WRITTEN TASK —
Work through the material below line by line and say how many lines include the word "iPhone". Only the number, please.

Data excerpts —
- - -
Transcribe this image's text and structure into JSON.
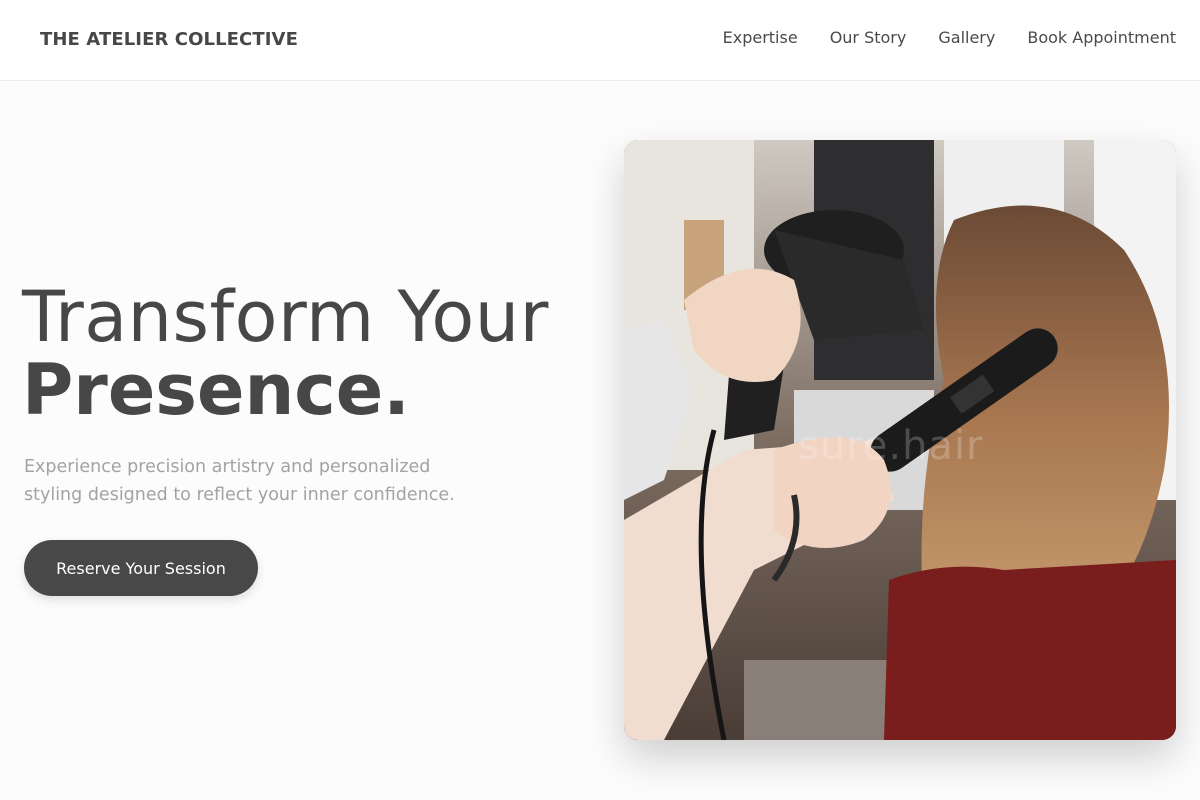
{
  "header": {
    "logo": "THE ATELIER COLLECTIVE",
    "nav": [
      "Expertise",
      "Our Story",
      "Gallery",
      "Book Appointment"
    ]
  },
  "hero": {
    "title_line1": "Transform Your",
    "title_line2": "Presence.",
    "subtitle": "Experience precision artistry and personalized styling designed to reflect your inner confidence.",
    "cta_label": "Reserve Your Session"
  },
  "photo": {
    "watermark": "sure.hair"
  },
  "colors": {
    "text": "#474747",
    "muted": "#a3a3a3",
    "button": "#484848",
    "background": "#fcfcfc"
  }
}
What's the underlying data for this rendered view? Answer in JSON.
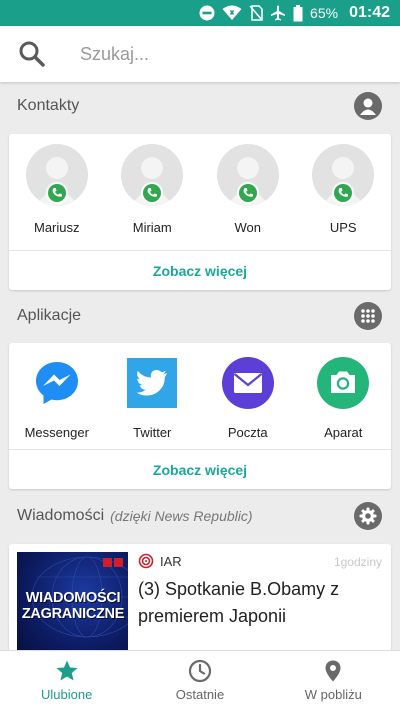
{
  "status_bar": {
    "battery": "65%",
    "time": "01:42",
    "icons": [
      "do-not-disturb-icon",
      "wifi-icon",
      "no-sim-icon",
      "airplane-icon",
      "battery-icon"
    ]
  },
  "search": {
    "placeholder": "Szukaj..."
  },
  "contacts_section": {
    "title": "Kontakty",
    "action_icon": "contacts-icon",
    "items": [
      {
        "name": "Mariusz"
      },
      {
        "name": "Miriam"
      },
      {
        "name": "Won"
      },
      {
        "name": "UPS"
      }
    ],
    "more_label": "Zobacz więcej"
  },
  "apps_section": {
    "title": "Aplikacje",
    "action_icon": "apps-grid-icon",
    "items": [
      {
        "name": "Messenger",
        "icon": "messenger-icon"
      },
      {
        "name": "Twitter",
        "icon": "twitter-icon"
      },
      {
        "name": "Poczta",
        "icon": "mail-icon"
      },
      {
        "name": "Aparat",
        "icon": "camera-icon"
      }
    ],
    "more_label": "Zobacz więcej"
  },
  "news_section": {
    "title": "Wiadomości",
    "subtitle": "(dzięki News Republic)",
    "action_icon": "settings-icon",
    "article": {
      "thumbnail_text": "WIADOMOŚCI ZAGRANICZNE",
      "source": "IAR",
      "time": "1godziny",
      "headline": "(3) Spotkanie B.Obamy z premierem Japonii"
    }
  },
  "bottom_nav": {
    "items": [
      {
        "label": "Ulubione",
        "icon": "star-icon",
        "active": true
      },
      {
        "label": "Ostatnie",
        "icon": "clock-icon",
        "active": false
      },
      {
        "label": "W pobliżu",
        "icon": "location-pin-icon",
        "active": false
      }
    ]
  },
  "colors": {
    "accent": "#1a9f8a",
    "link": "#1ba897",
    "status_bar": "#1a9f8a",
    "phone_badge": "#2fa84f"
  }
}
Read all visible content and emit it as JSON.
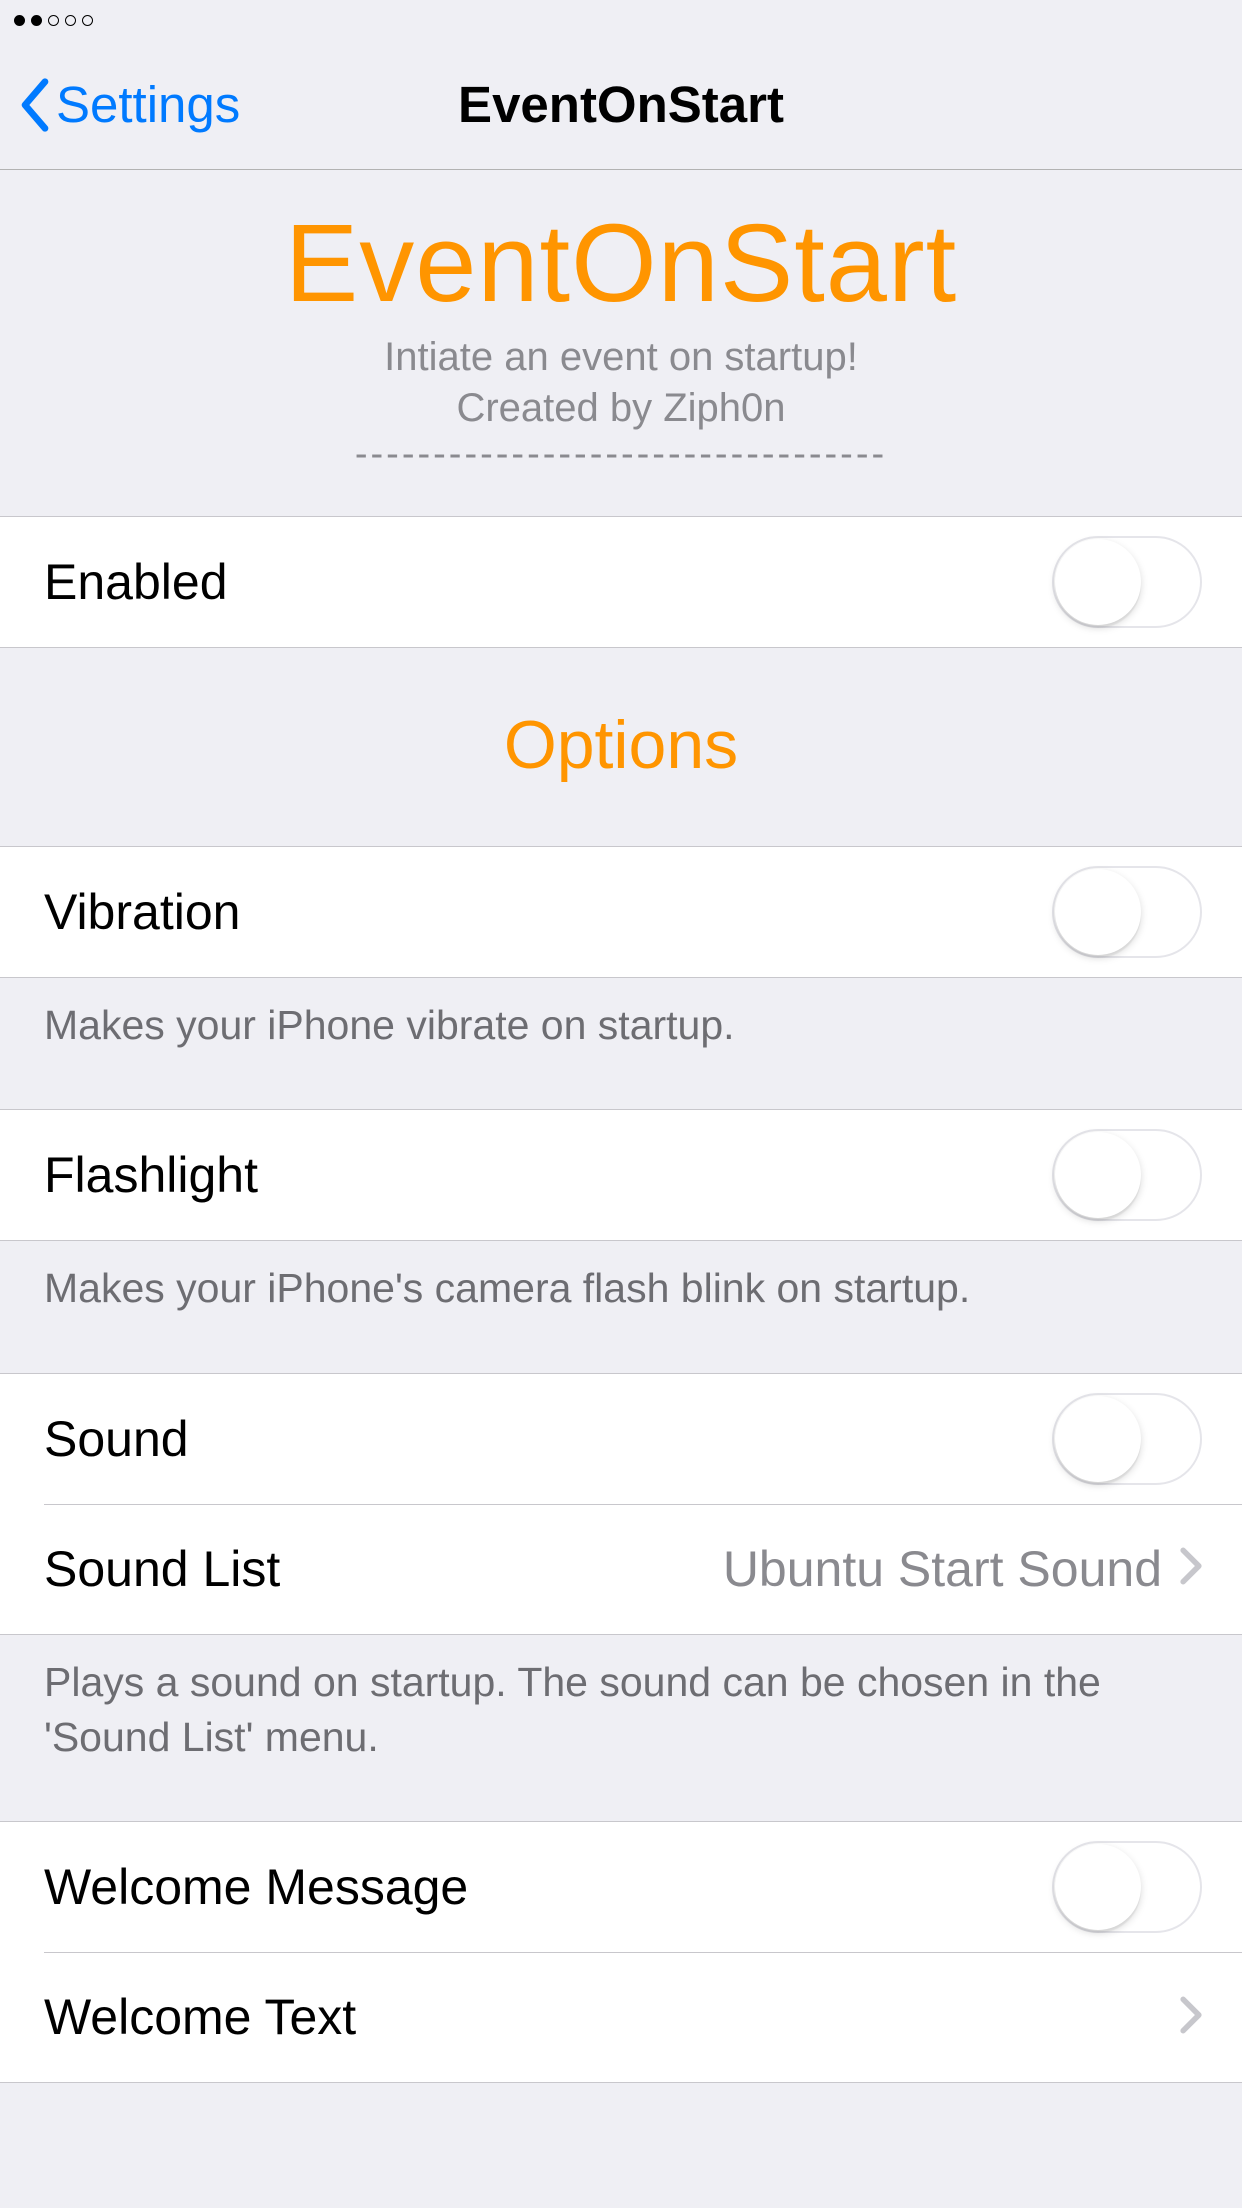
{
  "nav": {
    "back_label": "Settings",
    "title": "EventOnStart"
  },
  "header": {
    "app_title": "EventOnStart",
    "subtitle": "Intiate an event on startup!",
    "author": "Created by Ziph0n",
    "divider": "----------------------------------"
  },
  "enabled": {
    "label": "Enabled"
  },
  "options": {
    "section_title": "Options",
    "vibration": {
      "label": "Vibration",
      "footer": "Makes your iPhone vibrate on startup."
    },
    "flashlight": {
      "label": "Flashlight",
      "footer": "Makes your iPhone's camera flash blink on startup."
    },
    "sound": {
      "label": "Sound",
      "list_label": "Sound List",
      "list_value": "Ubuntu Start Sound",
      "footer": "Plays a sound on startup. The sound can be chosen in the 'Sound List' menu."
    },
    "welcome": {
      "message_label": "Welcome Message",
      "text_label": "Welcome Text"
    }
  }
}
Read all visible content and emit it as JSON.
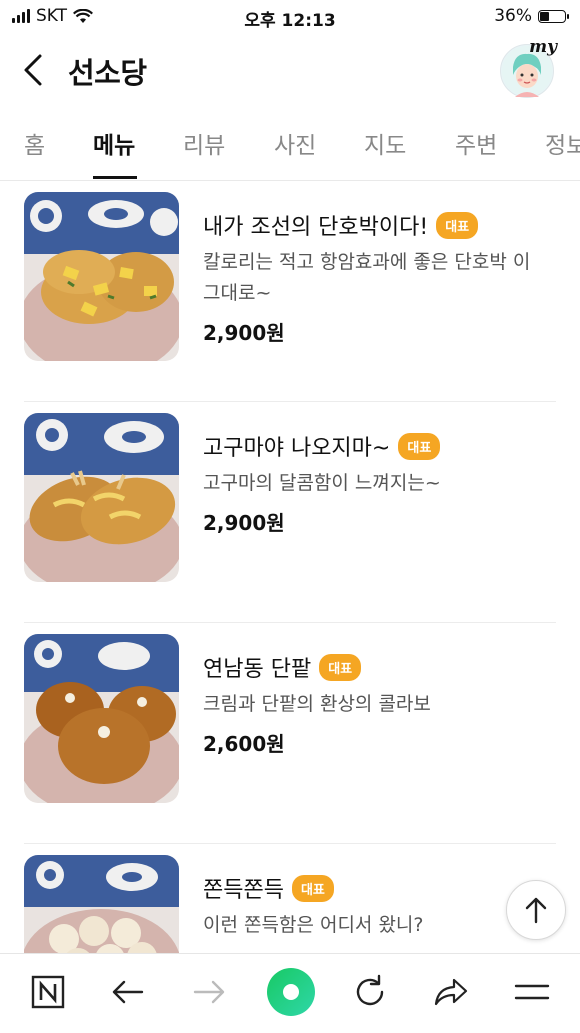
- - -
REPLY TO THE TASK —
2